*Directions for this task:*
Which lines contain the string "Code"? Please list every one of them.

──────

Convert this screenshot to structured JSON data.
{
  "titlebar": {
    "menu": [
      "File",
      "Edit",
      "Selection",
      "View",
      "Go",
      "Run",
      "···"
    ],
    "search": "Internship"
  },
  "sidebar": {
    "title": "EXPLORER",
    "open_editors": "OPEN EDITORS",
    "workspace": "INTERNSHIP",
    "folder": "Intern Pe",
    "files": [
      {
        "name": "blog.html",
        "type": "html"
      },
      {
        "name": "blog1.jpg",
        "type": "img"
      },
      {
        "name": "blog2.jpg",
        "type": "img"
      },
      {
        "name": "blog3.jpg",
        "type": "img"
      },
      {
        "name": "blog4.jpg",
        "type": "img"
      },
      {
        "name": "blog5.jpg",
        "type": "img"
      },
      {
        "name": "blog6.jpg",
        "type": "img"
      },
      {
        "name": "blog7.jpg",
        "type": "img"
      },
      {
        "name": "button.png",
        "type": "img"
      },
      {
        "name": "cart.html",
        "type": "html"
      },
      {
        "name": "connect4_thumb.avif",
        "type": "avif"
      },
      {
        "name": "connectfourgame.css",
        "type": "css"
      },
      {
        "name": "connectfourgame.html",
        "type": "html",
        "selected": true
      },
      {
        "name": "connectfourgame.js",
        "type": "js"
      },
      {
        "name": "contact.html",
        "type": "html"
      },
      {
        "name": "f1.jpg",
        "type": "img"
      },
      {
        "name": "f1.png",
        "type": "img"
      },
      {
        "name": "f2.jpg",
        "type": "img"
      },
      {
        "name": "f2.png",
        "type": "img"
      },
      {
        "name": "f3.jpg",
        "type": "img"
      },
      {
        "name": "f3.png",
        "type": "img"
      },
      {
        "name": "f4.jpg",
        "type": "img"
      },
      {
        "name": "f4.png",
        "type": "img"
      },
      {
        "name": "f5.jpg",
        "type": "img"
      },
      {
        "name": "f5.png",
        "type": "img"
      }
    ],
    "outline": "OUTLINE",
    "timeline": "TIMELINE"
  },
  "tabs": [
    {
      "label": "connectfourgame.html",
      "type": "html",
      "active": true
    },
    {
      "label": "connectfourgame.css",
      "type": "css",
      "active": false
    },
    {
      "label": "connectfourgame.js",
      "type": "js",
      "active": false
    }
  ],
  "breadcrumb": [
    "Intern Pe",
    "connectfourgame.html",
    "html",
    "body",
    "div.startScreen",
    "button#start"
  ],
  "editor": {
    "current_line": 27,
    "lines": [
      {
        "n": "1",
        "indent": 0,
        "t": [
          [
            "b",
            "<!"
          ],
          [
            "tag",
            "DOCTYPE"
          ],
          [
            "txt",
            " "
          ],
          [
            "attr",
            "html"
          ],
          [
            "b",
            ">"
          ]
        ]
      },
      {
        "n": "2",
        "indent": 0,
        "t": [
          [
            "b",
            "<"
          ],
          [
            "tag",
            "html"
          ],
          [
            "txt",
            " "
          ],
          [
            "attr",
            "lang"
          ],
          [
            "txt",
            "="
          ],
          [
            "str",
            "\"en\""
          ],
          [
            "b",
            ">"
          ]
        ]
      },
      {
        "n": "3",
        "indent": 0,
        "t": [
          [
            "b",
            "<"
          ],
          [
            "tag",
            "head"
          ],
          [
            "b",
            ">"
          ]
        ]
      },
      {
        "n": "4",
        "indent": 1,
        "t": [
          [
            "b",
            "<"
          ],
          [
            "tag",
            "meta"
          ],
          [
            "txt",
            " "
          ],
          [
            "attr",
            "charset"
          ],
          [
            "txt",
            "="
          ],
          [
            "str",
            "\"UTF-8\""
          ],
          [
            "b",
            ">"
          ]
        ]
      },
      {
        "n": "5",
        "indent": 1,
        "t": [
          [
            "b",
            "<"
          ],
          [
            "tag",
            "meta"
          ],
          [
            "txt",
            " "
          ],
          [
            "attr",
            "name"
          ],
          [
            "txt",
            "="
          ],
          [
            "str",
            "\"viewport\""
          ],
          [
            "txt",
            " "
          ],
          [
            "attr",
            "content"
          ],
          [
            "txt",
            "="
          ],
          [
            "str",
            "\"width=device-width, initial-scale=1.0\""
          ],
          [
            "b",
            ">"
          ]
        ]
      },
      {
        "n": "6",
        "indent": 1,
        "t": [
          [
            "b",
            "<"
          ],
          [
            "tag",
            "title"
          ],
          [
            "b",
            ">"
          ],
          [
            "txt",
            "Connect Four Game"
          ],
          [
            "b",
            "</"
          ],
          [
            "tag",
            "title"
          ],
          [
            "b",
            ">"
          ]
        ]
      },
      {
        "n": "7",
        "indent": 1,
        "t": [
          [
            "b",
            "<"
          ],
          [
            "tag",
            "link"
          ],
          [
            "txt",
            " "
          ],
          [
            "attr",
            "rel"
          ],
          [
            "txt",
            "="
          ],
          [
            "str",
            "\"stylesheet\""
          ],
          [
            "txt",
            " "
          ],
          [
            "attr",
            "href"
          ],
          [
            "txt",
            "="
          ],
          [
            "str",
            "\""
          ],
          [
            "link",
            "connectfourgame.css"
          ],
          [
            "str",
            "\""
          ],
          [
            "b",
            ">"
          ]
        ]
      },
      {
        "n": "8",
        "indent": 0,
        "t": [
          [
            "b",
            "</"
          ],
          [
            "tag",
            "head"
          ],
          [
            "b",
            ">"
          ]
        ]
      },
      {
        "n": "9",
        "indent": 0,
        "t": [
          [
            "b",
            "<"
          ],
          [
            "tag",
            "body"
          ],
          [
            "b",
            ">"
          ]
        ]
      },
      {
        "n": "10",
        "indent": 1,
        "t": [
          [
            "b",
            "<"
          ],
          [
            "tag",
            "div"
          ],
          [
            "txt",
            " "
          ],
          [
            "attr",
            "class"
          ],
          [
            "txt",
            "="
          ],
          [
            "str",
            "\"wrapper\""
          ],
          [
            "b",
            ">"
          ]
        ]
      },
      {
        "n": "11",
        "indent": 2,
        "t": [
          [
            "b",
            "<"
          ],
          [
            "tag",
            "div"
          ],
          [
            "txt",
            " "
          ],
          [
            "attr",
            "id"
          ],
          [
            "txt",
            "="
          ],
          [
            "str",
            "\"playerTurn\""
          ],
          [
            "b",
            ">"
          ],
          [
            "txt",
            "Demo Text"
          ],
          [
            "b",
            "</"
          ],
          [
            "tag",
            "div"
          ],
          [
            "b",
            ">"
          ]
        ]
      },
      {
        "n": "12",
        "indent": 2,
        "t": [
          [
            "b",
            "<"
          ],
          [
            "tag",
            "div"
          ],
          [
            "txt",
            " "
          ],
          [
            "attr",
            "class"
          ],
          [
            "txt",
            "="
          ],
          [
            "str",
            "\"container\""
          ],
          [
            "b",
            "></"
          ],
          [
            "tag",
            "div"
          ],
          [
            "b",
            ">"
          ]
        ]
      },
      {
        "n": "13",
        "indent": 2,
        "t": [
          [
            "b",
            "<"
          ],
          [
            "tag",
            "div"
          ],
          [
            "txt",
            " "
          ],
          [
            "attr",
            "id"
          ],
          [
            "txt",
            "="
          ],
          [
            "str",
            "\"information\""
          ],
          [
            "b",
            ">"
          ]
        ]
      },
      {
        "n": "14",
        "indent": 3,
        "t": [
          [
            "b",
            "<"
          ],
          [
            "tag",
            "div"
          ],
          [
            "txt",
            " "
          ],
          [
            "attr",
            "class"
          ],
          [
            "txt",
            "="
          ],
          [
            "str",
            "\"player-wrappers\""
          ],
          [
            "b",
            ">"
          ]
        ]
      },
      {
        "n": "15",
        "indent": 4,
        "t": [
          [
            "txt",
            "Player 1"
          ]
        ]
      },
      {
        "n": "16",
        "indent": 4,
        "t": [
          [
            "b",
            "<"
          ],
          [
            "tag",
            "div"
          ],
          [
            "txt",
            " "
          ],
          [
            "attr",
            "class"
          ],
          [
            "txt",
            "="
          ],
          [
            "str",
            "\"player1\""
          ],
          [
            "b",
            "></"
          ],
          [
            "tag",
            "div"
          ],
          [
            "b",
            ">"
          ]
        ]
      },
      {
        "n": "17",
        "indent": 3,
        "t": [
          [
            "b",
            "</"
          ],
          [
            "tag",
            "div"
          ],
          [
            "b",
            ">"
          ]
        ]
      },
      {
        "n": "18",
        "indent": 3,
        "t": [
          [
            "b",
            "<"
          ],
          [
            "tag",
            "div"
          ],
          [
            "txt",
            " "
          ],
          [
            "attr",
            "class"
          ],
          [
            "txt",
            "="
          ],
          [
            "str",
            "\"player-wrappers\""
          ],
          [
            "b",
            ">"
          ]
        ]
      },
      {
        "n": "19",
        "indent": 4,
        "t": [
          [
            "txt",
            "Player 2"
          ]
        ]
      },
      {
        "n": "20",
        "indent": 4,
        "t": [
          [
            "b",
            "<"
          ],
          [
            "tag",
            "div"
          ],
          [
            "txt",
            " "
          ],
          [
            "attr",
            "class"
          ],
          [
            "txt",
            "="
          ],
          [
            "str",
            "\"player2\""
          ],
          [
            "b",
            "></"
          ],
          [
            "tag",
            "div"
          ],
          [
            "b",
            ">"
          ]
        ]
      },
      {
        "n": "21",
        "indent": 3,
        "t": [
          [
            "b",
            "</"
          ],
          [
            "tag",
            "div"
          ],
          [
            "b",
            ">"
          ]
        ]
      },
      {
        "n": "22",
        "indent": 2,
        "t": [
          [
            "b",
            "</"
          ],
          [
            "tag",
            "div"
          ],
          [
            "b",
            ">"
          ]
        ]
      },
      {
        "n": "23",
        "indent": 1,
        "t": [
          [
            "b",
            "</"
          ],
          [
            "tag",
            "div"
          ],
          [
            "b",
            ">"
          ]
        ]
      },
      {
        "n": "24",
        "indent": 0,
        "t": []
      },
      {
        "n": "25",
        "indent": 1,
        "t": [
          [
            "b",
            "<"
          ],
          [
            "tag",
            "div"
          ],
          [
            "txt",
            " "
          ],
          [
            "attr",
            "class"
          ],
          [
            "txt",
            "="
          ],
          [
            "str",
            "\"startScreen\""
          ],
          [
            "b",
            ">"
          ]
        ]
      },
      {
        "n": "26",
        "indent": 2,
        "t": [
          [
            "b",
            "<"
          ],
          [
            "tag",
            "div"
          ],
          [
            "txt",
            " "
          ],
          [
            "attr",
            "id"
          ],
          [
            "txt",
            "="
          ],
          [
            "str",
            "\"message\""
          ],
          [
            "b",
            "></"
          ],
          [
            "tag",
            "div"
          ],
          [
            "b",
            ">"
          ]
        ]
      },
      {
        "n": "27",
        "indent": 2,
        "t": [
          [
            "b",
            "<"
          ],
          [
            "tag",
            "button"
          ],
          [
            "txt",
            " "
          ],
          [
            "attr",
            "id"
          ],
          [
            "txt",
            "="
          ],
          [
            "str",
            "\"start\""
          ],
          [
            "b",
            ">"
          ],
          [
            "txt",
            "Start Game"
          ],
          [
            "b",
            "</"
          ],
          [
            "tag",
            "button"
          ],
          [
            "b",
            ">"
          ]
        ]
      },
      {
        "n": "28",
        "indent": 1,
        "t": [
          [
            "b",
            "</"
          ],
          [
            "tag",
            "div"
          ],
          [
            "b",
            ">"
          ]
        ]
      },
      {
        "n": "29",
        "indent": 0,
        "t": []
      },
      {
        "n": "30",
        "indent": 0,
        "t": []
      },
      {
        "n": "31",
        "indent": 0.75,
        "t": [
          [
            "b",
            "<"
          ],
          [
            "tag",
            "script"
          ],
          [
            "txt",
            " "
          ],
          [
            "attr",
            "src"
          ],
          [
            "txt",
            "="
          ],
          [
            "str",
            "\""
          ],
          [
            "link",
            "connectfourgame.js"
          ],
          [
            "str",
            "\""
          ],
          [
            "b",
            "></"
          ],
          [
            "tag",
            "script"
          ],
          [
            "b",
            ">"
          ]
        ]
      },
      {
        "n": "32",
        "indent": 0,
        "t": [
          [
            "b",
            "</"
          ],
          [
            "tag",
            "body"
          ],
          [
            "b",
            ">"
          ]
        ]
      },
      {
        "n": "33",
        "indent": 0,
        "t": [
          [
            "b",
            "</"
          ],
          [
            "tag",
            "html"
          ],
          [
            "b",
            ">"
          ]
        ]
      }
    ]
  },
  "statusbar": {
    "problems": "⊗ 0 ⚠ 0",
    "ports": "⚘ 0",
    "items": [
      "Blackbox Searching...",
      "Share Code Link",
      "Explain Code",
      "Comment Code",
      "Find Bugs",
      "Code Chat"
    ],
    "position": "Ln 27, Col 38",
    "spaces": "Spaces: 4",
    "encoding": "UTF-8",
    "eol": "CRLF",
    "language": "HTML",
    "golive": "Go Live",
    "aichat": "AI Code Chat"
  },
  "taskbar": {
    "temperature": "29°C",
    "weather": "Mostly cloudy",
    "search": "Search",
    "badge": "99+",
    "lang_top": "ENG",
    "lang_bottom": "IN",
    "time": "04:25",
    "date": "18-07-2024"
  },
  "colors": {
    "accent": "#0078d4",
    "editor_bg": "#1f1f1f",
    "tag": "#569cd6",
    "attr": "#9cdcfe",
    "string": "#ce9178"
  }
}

──────

*Output for this task:*
      "Share Code Link",
      "Explain Code",
      "Comment Code",
      "Code Chat"
    "aichat": "AI Code Chat"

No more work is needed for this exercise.